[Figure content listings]
** BEGIN **
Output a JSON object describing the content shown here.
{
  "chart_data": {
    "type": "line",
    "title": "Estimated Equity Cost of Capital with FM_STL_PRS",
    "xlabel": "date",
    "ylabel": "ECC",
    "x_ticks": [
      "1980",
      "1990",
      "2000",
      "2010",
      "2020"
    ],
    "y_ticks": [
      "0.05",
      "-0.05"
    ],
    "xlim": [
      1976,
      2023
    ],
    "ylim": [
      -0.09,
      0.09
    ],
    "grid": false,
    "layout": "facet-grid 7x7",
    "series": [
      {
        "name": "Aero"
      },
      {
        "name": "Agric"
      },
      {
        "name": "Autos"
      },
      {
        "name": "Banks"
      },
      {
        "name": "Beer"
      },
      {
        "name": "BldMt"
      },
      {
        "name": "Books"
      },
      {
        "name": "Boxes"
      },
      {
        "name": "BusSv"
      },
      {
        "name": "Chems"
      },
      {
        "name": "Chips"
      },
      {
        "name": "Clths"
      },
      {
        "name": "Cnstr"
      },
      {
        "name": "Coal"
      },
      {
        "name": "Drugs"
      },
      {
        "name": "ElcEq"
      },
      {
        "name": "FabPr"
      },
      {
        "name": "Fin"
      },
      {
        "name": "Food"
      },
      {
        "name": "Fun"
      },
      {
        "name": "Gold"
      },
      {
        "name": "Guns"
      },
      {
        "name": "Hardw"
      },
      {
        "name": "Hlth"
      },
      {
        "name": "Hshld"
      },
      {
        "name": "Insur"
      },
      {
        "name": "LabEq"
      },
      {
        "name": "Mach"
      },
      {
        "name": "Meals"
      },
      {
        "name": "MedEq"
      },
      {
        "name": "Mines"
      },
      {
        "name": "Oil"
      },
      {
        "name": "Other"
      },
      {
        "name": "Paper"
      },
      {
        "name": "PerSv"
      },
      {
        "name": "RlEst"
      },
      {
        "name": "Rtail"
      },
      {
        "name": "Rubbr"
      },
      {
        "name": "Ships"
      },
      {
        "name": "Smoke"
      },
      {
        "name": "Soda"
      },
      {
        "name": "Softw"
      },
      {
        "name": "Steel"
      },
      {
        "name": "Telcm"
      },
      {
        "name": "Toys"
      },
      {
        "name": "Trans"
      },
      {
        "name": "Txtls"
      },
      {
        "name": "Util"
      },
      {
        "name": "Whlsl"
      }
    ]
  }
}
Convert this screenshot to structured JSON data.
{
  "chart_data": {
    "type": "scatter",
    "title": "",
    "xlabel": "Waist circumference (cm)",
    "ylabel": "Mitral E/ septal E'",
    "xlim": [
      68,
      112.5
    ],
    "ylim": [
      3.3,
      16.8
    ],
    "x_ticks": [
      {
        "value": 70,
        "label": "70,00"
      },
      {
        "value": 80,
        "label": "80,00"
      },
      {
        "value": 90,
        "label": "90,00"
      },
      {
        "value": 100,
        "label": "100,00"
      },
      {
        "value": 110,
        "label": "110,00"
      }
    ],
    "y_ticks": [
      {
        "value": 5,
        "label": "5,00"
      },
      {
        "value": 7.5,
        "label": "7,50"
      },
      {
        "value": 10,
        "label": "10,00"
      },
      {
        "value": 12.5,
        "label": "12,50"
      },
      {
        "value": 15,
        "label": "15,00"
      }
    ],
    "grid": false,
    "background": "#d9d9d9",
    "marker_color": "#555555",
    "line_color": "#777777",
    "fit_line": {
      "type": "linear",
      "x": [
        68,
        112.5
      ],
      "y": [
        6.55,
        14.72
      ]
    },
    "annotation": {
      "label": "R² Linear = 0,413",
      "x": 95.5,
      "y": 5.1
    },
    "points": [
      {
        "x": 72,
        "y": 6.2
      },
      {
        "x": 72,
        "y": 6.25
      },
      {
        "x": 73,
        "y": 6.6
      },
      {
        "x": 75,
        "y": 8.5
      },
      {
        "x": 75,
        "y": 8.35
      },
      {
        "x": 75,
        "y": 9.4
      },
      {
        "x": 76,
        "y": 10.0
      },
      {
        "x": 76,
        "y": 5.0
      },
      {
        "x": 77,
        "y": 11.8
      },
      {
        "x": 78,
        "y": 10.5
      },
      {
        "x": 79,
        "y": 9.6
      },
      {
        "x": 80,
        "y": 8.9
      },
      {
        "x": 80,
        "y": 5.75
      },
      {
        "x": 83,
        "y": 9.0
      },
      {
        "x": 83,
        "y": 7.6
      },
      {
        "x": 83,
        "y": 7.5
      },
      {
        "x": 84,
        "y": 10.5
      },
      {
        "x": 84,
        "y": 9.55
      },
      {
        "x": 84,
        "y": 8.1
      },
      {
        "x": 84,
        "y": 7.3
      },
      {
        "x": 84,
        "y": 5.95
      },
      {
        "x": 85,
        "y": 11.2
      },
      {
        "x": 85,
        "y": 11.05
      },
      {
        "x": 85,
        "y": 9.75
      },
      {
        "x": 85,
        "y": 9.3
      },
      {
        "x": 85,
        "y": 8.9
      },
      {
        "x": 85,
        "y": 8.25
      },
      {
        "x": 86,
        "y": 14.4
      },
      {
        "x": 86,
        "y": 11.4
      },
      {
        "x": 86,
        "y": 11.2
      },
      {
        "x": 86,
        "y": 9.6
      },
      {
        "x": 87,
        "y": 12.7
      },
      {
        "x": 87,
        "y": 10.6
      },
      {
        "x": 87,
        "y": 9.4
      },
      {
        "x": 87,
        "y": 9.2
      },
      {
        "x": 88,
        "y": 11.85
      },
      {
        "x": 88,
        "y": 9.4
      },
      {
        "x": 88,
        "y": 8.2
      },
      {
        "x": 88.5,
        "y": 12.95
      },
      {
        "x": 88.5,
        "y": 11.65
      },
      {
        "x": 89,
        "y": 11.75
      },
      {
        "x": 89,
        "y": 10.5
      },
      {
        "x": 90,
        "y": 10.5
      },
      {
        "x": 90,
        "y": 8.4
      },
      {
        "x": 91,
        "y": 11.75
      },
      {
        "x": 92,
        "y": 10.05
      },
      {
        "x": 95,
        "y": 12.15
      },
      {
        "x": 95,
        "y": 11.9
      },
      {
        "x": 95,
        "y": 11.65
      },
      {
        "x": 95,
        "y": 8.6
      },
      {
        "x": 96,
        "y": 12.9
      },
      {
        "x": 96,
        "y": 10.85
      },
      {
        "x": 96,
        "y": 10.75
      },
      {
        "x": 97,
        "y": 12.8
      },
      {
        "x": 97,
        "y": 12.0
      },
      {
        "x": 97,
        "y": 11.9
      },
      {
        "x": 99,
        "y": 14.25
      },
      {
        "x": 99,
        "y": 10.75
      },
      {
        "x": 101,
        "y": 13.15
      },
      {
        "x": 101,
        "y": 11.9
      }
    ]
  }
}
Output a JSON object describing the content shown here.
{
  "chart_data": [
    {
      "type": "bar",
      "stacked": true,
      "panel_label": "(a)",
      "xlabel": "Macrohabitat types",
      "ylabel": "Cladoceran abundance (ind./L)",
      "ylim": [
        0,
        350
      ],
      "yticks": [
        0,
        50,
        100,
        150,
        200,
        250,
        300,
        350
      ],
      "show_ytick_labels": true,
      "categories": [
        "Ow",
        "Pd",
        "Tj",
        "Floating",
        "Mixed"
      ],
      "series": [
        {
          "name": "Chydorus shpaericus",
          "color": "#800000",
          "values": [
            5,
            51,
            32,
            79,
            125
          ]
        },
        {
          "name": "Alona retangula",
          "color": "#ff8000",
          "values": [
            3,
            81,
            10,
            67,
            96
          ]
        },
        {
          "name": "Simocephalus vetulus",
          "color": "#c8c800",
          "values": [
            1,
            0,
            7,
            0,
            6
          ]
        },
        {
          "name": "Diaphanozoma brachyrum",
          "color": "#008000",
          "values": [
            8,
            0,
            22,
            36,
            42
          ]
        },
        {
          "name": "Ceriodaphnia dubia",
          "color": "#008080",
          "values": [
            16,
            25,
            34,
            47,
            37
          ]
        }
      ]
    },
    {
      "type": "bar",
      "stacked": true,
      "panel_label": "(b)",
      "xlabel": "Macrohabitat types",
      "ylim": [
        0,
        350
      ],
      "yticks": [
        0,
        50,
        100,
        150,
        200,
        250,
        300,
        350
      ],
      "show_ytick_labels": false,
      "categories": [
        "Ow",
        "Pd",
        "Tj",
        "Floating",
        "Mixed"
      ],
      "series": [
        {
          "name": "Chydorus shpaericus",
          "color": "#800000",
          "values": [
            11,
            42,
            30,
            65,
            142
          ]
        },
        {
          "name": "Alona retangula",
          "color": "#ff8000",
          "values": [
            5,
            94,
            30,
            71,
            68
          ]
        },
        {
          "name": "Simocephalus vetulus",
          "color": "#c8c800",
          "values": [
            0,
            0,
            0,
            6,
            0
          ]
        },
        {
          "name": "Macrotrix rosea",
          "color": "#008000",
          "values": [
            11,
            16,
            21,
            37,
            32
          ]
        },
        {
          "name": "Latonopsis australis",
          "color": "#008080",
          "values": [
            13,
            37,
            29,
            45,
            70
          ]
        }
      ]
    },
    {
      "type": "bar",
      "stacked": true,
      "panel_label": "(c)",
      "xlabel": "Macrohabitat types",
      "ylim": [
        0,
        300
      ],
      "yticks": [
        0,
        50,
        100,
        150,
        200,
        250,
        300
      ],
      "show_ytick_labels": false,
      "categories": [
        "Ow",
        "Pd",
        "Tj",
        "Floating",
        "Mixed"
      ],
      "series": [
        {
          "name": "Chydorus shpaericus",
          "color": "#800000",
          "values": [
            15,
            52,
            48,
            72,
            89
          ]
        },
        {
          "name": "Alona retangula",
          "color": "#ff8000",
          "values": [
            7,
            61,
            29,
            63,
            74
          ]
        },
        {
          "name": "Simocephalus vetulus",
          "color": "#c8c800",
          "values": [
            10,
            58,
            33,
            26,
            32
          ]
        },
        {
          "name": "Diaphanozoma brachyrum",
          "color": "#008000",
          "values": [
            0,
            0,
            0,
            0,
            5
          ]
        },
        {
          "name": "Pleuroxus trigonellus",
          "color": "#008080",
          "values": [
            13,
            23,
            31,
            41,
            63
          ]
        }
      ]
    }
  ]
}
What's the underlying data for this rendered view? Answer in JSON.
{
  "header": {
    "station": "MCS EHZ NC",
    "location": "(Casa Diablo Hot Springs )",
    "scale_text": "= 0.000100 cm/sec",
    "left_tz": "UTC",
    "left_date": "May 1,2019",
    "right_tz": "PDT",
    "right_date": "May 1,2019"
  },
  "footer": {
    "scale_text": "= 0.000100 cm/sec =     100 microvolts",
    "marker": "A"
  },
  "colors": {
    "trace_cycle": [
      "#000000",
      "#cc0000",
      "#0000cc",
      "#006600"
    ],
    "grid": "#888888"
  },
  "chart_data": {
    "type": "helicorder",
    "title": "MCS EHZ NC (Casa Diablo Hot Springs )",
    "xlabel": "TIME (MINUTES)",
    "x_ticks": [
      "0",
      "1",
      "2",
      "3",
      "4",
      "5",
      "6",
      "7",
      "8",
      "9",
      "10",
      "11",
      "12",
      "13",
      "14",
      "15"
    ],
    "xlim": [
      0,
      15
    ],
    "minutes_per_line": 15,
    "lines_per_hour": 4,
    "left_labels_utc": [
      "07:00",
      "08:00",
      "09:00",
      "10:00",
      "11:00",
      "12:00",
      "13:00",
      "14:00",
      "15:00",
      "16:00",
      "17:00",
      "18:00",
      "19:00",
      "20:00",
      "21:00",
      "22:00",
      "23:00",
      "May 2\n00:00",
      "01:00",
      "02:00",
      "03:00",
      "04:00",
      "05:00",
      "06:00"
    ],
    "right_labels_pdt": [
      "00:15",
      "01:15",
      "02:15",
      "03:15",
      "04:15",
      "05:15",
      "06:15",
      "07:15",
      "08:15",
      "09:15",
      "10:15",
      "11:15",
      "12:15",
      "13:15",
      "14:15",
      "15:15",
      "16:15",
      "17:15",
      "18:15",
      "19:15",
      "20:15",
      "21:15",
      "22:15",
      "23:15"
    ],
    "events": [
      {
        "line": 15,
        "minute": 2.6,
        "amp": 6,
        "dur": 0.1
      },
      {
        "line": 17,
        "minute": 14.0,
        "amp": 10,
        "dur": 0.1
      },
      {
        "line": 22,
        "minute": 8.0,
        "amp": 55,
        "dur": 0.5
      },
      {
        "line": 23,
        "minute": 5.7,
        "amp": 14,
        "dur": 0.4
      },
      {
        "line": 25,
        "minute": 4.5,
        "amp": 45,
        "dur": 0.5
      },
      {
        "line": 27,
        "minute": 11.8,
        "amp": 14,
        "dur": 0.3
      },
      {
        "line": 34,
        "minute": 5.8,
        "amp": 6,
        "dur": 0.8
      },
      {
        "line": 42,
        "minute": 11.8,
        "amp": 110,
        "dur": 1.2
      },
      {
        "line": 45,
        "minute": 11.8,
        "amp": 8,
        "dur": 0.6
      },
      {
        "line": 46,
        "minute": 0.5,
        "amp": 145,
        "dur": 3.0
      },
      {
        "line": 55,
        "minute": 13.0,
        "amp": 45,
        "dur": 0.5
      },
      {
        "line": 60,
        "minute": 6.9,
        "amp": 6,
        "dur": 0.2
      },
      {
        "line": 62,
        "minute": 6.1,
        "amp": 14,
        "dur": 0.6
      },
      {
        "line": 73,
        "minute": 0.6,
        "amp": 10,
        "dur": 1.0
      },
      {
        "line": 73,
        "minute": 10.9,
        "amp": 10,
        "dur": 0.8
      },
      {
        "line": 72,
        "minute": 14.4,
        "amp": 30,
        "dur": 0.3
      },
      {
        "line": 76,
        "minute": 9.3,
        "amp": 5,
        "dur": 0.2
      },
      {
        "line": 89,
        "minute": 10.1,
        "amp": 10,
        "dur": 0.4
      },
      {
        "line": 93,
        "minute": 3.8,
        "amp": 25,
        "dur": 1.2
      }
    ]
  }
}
** END **
## Written exercise
Keep only the lines that hold the string "this", and copy them out.

## Response to the task
Convert this screenshot to structured JSON data.
What's the underlying data for this rendered view? Answer in JSON.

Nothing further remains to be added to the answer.